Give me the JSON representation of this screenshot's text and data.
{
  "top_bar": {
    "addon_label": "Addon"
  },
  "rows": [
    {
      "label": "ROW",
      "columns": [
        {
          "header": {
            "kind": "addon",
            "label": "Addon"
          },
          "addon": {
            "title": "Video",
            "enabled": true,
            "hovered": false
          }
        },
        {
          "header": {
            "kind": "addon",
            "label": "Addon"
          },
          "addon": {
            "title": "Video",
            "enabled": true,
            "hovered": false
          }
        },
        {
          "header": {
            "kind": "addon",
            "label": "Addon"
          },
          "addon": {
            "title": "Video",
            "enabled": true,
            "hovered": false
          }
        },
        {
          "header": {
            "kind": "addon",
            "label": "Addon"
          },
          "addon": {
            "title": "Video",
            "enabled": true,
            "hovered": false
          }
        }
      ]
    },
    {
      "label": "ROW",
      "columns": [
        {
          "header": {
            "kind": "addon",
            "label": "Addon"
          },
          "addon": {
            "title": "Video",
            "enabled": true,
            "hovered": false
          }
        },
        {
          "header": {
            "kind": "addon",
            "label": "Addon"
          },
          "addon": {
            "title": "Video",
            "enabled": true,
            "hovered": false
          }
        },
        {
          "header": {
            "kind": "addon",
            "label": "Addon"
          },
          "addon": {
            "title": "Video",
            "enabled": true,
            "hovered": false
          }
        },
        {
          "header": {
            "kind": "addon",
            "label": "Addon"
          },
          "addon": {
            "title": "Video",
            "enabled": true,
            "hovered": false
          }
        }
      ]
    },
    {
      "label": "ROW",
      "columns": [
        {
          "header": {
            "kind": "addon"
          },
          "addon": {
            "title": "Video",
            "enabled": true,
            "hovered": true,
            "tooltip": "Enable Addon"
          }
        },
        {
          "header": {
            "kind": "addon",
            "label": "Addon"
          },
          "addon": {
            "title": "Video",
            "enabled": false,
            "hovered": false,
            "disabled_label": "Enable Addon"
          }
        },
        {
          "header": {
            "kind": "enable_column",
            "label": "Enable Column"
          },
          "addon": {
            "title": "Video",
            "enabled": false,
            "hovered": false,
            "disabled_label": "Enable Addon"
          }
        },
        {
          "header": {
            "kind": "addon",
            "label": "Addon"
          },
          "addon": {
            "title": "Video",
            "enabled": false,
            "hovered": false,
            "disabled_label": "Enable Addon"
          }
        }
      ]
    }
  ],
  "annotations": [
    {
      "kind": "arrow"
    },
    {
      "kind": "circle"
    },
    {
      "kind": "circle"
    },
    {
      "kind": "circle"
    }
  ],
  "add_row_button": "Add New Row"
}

» **TO DO**
Restate the data above exactly, keeping each word as it stands.

» **RESULT OF THE TASK**
Give me the JSON representation of this screenshot's text and data.
{
  "top_bar": {
    "addon_label": "Addon"
  },
  "rows": [
    {
      "label": "ROW",
      "columns": [
        {
          "header": {
            "kind": "addon",
            "label": "Addon"
          },
          "addon": {
            "title": "Video",
            "enabled": true,
            "hovered": false
          }
        },
        {
          "header": {
            "kind": "addon",
            "label": "Addon"
          },
          "addon": {
            "title": "Video",
            "enabled": true,
            "hovered": false
          }
        },
        {
          "header": {
            "kind": "addon",
            "label": "Addon"
          },
          "addon": {
            "title": "Video",
            "enabled": true,
            "hovered": false
          }
        },
        {
          "header": {
            "kind": "addon",
            "label": "Addon"
          },
          "addon": {
            "title": "Video",
            "enabled": true,
            "hovered": false
          }
        }
      ]
    },
    {
      "label": "ROW",
      "columns": [
        {
          "header": {
            "kind": "addon",
            "label": "Addon"
          },
          "addon": {
            "title": "Video",
            "enabled": true,
            "hovered": false
          }
        },
        {
          "header": {
            "kind": "addon",
            "label": "Addon"
          },
          "addon": {
            "title": "Video",
            "enabled": true,
            "hovered": false
          }
        },
        {
          "header": {
            "kind": "addon",
            "label": "Addon"
          },
          "addon": {
            "title": "Video",
            "enabled": true,
            "hovered": false
          }
        },
        {
          "header": {
            "kind": "addon",
            "label": "Addon"
          },
          "addon": {
            "title": "Video",
            "enabled": true,
            "hovered": false
          }
        }
      ]
    },
    {
      "label": "ROW",
      "columns": [
        {
          "header": {
            "kind": "addon"
          },
          "addon": {
            "title": "Video",
            "enabled": true,
            "hovered": true,
            "tooltip": "Enable Addon"
          }
        },
        {
          "header": {
            "kind": "addon",
            "label": "Addon"
          },
          "addon": {
            "title": "Video",
            "enabled": false,
            "hovered": false,
            "disabled_label": "Enable Addon"
          }
        },
        {
          "header": {
            "kind": "enable_column",
            "label": "Enable Column"
          },
          "addon": {
            "title": "Video",
            "enabled": false,
            "hovered": false,
            "disabled_label": "Enable Addon"
          }
        },
        {
          "header": {
            "kind": "addon",
            "label": "Addon"
          },
          "addon": {
            "title": "Video",
            "enabled": false,
            "hovered": false,
            "disabled_label": "Enable Addon"
          }
        }
      ]
    }
  ],
  "annotations": [
    {
      "kind": "arrow"
    },
    {
      "kind": "circle"
    },
    {
      "kind": "circle"
    },
    {
      "kind": "circle"
    }
  ],
  "add_row_button": "Add New Row"
}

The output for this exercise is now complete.